» EXERCISE PASSAGE
· · ·
Can anyone give me clear picture about dynamic property and its usage? y not use the usual @property everywhere?
@dynamic thing;
is merely a way to inform the system not to generate getters/setters for the thing
, that you (or someone else) will provide them for you—As in, they'll be there at runtime.
This is in contrast to @synthesize
which tells the compiler to generate the getter/setter (as appropriate) for you.
@dynamic is (in my experience) used primarily in conjunction with Core Data and subclasses of NSManagedObject. To quote Marcus Zarra's Core Data,
By declaring them [attributes/relationships], we are telling the compiler to ignore any warnings associated with there properties because we "promise" to generate them at runtime. Naturally, if the turn up missing at runtime, then our application is going to crash.
Dynamic properties are used when you don't provide an implementation at compile time, but ensure that one exists at runtime. Being a dynamic language, Objective-C can respond to messages at runtime, even if the class doesn't have an implementation at compile time.
· · ·
» INFORMATION SUPPLIED

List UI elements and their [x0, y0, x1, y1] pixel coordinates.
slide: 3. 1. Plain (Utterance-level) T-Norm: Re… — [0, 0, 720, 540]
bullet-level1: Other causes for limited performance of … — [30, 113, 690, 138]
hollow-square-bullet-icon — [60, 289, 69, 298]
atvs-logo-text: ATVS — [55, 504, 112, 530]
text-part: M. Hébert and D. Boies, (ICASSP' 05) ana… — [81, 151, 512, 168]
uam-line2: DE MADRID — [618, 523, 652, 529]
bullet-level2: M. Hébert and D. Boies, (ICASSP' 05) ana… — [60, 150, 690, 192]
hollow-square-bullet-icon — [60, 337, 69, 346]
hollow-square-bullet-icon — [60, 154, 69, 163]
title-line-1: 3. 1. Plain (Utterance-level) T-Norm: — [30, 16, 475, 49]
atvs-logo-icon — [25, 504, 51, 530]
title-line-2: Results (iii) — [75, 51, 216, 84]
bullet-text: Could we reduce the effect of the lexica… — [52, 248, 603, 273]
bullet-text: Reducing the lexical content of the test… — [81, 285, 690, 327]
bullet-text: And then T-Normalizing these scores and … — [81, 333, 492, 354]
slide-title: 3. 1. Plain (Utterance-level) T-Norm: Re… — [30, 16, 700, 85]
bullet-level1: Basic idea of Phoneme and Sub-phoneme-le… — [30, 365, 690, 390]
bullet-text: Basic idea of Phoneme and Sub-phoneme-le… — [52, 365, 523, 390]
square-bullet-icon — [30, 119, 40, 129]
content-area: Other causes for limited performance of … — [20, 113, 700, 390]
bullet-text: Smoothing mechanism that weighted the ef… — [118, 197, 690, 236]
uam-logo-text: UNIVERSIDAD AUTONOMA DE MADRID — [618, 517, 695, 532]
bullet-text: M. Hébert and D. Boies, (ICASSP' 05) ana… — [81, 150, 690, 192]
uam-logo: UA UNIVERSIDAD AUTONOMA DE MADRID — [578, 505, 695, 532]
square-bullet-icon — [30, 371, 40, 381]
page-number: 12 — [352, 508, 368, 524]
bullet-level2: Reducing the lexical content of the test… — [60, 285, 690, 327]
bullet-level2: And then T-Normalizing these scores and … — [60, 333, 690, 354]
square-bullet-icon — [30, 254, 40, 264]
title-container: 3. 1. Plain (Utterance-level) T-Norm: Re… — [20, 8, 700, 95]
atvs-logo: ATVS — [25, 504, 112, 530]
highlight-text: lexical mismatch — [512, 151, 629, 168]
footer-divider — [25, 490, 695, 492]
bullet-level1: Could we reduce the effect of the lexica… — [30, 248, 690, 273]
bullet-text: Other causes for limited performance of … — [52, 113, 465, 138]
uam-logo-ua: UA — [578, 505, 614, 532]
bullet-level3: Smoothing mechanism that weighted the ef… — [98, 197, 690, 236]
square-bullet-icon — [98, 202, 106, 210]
· · ·
» WHAT IS NEEDED
From the passage on Objective-C dynamic properties above, extract the portion starting with "Dynamic properties are" and going on through "at compile time.", copying it word for word.

» WRITTEN RESPONSE
Dynamic properties are used when you don't provide an implementation at compile time, but ensure that one exists at runtime. Being a dynamic language, Objective-C can respond to messages at runtime, even if the class doesn't have an implementation at compile time.